Directive — Each line below is to be written out in full, exactly as shown.

Supplied data —
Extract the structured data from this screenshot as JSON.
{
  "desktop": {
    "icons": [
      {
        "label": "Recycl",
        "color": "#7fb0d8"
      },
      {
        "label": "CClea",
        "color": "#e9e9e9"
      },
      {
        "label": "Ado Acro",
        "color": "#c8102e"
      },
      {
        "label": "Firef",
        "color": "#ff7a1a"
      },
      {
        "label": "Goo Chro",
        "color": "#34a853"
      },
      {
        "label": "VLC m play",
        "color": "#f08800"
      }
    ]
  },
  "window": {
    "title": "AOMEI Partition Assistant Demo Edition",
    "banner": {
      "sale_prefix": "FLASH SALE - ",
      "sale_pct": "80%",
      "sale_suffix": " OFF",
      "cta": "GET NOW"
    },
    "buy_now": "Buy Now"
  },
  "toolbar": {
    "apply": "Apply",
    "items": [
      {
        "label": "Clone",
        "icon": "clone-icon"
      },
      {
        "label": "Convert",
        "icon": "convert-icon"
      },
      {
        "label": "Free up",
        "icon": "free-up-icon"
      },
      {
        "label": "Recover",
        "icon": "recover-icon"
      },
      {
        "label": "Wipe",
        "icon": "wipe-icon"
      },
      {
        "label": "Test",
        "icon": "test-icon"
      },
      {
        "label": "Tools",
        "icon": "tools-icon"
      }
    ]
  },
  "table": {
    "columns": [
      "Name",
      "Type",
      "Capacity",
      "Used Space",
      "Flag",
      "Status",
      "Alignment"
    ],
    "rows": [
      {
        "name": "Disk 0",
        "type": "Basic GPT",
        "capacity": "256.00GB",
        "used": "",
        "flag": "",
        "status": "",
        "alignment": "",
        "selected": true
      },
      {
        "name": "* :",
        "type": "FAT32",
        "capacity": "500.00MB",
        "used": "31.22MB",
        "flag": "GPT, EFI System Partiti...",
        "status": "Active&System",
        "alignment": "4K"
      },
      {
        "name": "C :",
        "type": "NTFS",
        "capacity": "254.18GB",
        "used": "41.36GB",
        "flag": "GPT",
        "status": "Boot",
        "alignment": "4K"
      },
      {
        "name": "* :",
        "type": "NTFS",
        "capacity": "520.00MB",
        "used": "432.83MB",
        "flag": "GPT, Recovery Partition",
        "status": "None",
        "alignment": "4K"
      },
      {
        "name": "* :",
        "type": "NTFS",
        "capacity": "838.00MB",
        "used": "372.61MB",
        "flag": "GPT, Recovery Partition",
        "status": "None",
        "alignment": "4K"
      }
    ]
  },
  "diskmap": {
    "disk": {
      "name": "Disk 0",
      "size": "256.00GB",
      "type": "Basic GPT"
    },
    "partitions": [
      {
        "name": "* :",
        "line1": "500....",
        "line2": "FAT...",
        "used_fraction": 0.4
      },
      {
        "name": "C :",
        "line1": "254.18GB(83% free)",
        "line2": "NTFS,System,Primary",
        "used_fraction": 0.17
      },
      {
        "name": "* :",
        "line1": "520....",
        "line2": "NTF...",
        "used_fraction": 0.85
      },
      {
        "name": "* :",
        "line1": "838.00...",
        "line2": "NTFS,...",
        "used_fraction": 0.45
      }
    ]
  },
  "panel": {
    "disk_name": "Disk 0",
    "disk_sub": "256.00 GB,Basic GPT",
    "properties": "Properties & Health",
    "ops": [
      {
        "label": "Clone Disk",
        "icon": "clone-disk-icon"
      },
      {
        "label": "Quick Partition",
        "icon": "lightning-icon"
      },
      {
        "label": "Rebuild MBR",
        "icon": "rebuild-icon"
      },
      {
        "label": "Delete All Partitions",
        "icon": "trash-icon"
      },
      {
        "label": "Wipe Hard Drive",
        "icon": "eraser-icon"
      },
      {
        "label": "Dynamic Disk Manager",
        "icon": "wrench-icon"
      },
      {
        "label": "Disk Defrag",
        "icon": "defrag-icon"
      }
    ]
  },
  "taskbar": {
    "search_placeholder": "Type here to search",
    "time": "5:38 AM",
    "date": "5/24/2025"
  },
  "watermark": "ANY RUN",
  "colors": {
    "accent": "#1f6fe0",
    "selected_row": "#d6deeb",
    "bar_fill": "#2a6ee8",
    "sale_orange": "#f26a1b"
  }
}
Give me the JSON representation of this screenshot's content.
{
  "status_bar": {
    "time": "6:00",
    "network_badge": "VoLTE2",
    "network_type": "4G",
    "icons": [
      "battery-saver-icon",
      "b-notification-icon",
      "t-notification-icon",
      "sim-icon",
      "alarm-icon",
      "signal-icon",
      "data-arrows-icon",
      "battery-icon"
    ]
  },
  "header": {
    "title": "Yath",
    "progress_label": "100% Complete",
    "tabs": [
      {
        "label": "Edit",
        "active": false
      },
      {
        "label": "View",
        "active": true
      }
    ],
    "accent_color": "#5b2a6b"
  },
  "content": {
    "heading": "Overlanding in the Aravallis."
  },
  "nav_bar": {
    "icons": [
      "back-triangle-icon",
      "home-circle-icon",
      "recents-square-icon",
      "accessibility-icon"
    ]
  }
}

Expected output —
Extract the structured data from this screenshot as JSON.
{
  "desktop": {
    "icons": [
      {
        "label": "Recycl",
        "color": "#7fb0d8"
      },
      {
        "label": "CClea",
        "color": "#e9e9e9"
      },
      {
        "label": "Ado Acro",
        "color": "#c8102e"
      },
      {
        "label": "Firef",
        "color": "#ff7a1a"
      },
      {
        "label": "Goo Chro",
        "color": "#34a853"
      },
      {
        "label": "VLC m play",
        "color": "#f08800"
      }
    ]
  },
  "window": {
    "title": "AOMEI Partition Assistant Demo Edition",
    "banner": {
      "sale_prefix": "FLASH SALE - ",
      "sale_pct": "80%",
      "sale_suffix": " OFF",
      "cta": "GET NOW"
    },
    "buy_now": "Buy Now"
  },
  "toolbar": {
    "apply": "Apply",
    "items": [
      {
        "label": "Clone",
        "icon": "clone-icon"
      },
      {
        "label": "Convert",
        "icon": "convert-icon"
      },
      {
        "label": "Free up",
        "icon": "free-up-icon"
      },
      {
        "label": "Recover",
        "icon": "recover-icon"
      },
      {
        "label": "Wipe",
        "icon": "wipe-icon"
      },
      {
        "label": "Test",
        "icon": "test-icon"
      },
      {
        "label": "Tools",
        "icon": "tools-icon"
      }
    ]
  },
  "table": {
    "columns": [
      "Name",
      "Type",
      "Capacity",
      "Used Space",
      "Flag",
      "Status",
      "Alignment"
    ],
    "rows": [
      {
        "name": "Disk 0",
        "type": "Basic GPT",
        "capacity": "256.00GB",
        "used": "",
        "flag": "",
        "status": "",
        "alignment": "",
        "selected": true
      },
      {
        "name": "* :",
        "type": "FAT32",
        "capacity": "500.00MB",
        "used": "31.22MB",
        "flag": "GPT, EFI System Partiti...",
        "status": "Active&System",
        "alignment": "4K"
      },
      {
        "name": "C :",
        "type": "NTFS",
        "capacity": "254.18GB",
        "used": "41.36GB",
        "flag": "GPT",
        "status": "Boot",
        "alignment": "4K"
      },
      {
        "name": "* :",
        "type": "NTFS",
        "capacity": "520.00MB",
        "used": "432.83MB",
        "flag": "GPT, Recovery Partition",
        "status": "None",
        "alignment": "4K"
      },
      {
        "name": "* :",
        "type": "NTFS",
        "capacity": "838.00MB",
        "used": "372.61MB",
        "flag": "GPT, Recovery Partition",
        "status": "None",
        "alignment": "4K"
      }
    ]
  },
  "diskmap": {
    "disk": {
      "name": "Disk 0",
      "size": "256.00GB",
      "type": "Basic GPT"
    },
    "partitions": [
      {
        "name": "* :",
        "line1": "500....",
        "line2": "FAT...",
        "used_fraction": 0.4
      },
      {
        "name": "C :",
        "line1": "254.18GB(83% free)",
        "line2": "NTFS,System,Primary",
        "used_fraction": 0.17
      },
      {
        "name": "* :",
        "line1": "520....",
        "line2": "NTF...",
        "used_fraction": 0.85
      },
      {
        "name": "* :",
        "line1": "838.00...",
        "line2": "NTFS,...",
        "used_fraction": 0.45
      }
    ]
  },
  "panel": {
    "disk_name": "Disk 0",
    "disk_sub": "256.00 GB,Basic GPT",
    "properties": "Properties & Health",
    "ops": [
      {
        "label": "Clone Disk",
        "icon": "clone-disk-icon"
      },
      {
        "label": "Quick Partition",
        "icon": "lightning-icon"
      },
      {
        "label": "Rebuild MBR",
        "icon": "rebuild-icon"
      },
      {
        "label": "Delete All Partitions",
        "icon": "trash-icon"
      },
      {
        "label": "Wipe Hard Drive",
        "icon": "eraser-icon"
      },
      {
        "label": "Dynamic Disk Manager",
        "icon": "wrench-icon"
      },
      {
        "label": "Disk Defrag",
        "icon": "defrag-icon"
      }
    ]
  },
  "taskbar": {
    "search_placeholder": "Type here to search",
    "time": "5:38 AM",
    "date": "5/24/2025"
  },
  "watermark": "ANY RUN",
  "colors": {
    "accent": "#1f6fe0",
    "selected_row": "#d6deeb",
    "bar_fill": "#2a6ee8",
    "sale_orange": "#f26a1b"
  }
}
Give me the JSON representation of this screenshot's content.
{
  "status_bar": {
    "time": "6:00",
    "network_badge": "VoLTE2",
    "network_type": "4G",
    "icons": [
      "battery-saver-icon",
      "b-notification-icon",
      "t-notification-icon",
      "sim-icon",
      "alarm-icon",
      "signal-icon",
      "data-arrows-icon",
      "battery-icon"
    ]
  },
  "header": {
    "title": "Yath",
    "progress_label": "100% Complete",
    "tabs": [
      {
        "label": "Edit",
        "active": false
      },
      {
        "label": "View",
        "active": true
      }
    ],
    "accent_color": "#5b2a6b"
  },
  "content": {
    "heading": "Overlanding in the Aravallis."
  },
  "nav_bar": {
    "icons": [
      "back-triangle-icon",
      "home-circle-icon",
      "recents-square-icon",
      "accessibility-icon"
    ]
  }
}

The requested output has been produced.